Written instruction — Copy out the lines that include the word "text".

Data for processing —
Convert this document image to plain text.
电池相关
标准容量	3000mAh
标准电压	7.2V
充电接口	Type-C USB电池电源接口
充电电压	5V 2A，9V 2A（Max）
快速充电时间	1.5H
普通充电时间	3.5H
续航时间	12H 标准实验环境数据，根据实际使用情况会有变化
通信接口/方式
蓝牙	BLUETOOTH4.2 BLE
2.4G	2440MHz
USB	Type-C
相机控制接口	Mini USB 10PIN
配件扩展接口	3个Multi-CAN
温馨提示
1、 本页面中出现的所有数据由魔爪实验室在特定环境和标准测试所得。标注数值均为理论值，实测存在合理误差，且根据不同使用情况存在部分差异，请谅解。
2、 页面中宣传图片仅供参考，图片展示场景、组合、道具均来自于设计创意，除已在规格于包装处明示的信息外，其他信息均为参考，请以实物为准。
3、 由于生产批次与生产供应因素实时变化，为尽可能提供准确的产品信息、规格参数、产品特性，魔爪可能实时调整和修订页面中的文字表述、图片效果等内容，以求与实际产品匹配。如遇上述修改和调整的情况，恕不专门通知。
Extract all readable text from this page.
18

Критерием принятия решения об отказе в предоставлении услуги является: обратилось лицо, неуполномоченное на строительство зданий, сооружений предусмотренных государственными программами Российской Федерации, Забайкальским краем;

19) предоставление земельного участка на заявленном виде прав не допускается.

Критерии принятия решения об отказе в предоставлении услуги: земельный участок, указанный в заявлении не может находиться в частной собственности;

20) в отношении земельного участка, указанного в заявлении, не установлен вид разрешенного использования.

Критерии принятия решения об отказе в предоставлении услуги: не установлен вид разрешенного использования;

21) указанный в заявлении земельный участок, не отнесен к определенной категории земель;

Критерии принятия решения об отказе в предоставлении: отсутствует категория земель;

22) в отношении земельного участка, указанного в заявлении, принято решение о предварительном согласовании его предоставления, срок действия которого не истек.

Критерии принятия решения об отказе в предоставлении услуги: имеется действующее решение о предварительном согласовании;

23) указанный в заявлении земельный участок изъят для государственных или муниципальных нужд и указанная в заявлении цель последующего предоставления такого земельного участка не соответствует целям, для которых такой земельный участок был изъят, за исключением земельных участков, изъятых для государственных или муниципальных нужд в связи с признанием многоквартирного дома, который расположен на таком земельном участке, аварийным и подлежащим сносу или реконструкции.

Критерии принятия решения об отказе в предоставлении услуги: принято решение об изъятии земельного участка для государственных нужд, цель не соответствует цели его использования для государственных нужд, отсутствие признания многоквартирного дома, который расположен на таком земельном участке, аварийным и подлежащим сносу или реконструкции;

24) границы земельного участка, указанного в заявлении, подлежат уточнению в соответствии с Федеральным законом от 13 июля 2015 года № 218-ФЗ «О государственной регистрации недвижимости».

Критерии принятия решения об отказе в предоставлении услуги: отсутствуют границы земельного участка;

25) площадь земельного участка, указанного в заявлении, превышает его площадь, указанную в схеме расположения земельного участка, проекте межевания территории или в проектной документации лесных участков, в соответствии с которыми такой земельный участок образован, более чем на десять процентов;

Reply —
Convert this document image to plain text.
Extract all readable text from this page.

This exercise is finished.